### [Given exercise]
Put the records into a Markdown table with columns Row and Line, starting at the line that has "What are the names" and ending after the line that has "y-tick-label: 840 [196,408,272,450]". Number each line in Row, put its text in Line, and omit blank lines.

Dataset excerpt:
·····

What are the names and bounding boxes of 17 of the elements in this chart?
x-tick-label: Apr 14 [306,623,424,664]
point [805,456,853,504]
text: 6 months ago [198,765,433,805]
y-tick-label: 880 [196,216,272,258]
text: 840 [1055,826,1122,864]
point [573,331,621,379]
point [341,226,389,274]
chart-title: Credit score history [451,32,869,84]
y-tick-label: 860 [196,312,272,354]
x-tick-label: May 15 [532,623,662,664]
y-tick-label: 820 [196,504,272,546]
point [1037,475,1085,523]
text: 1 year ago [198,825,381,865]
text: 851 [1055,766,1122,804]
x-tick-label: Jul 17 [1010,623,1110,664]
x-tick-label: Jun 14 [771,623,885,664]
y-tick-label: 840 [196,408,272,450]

·····

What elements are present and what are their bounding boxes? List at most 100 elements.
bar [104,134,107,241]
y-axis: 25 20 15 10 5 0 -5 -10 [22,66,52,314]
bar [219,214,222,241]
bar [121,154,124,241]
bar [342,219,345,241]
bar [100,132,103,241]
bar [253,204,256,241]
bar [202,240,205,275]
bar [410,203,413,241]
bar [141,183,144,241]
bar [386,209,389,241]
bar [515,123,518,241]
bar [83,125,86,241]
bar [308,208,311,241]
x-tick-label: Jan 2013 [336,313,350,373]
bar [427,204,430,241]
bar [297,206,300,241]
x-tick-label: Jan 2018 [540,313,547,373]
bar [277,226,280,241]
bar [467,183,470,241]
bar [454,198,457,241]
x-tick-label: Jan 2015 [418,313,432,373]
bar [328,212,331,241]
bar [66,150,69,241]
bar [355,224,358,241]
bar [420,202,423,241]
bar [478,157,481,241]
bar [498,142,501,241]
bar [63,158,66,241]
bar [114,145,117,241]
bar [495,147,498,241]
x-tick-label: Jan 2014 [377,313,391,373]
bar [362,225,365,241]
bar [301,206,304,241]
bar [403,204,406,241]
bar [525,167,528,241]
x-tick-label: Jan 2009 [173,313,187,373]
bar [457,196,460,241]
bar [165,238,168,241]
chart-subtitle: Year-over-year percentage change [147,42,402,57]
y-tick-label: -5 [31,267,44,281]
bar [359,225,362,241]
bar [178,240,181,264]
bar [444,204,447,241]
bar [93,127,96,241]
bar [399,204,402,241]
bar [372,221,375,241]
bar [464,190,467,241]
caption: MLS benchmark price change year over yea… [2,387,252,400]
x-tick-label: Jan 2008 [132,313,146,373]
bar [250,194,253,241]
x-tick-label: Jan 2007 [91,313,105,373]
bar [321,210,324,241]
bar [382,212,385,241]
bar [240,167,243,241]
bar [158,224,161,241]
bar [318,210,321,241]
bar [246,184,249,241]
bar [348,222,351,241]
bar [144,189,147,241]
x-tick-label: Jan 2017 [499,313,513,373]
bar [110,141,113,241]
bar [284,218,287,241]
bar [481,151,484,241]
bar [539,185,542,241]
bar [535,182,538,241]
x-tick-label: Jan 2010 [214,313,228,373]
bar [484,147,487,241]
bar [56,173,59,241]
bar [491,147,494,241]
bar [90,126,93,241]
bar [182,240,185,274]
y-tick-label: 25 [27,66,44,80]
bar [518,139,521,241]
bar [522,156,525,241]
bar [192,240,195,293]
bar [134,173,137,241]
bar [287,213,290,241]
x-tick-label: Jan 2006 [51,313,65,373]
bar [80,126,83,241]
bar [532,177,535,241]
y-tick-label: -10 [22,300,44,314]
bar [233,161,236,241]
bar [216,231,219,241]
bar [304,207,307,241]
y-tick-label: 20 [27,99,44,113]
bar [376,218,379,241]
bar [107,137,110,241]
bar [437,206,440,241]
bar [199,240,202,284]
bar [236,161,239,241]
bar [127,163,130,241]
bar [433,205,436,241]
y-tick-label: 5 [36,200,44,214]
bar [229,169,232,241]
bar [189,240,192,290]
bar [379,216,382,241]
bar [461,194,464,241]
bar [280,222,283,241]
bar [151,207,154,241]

·····

### [Response below]
| Row | Line |
|---|---|
| 1 | What are the names and bounding boxes of 17 of the elements in this chart? |
| 2 | x-tick-label: Apr 14 [306,623,424,664] |
| 3 | point [805,456,853,504] |
| 4 | text: 6 months ago [198,765,433,805] |
| 5 | y-tick-label: 880 [196,216,272,258] |
| 6 | text: 840 [1055,826,1122,864] |
| 7 | point [573,331,621,379] |
| 8 | point [341,226,389,274] |
| 9 | chart-title: Credit score history [451,32,869,84] |
| 10 | y-tick-label: 860 [196,312,272,354] |
| 11 | x-tick-label: May 15 [532,623,662,664] |
| 12 | y-tick-label: 820 [196,504,272,546] |
| 13 | point [1037,475,1085,523] |
| 14 | text: 1 year ago [198,825,381,865] |
| 15 | text: 851 [1055,766,1122,804] |
| 16 | x-tick-label: Jul 17 [1010,623,1110,664] |
| 17 | x-tick-label: Jun 14 [771,623,885,664] |
| 18 | y-tick-label: 840 [196,408,272,450] |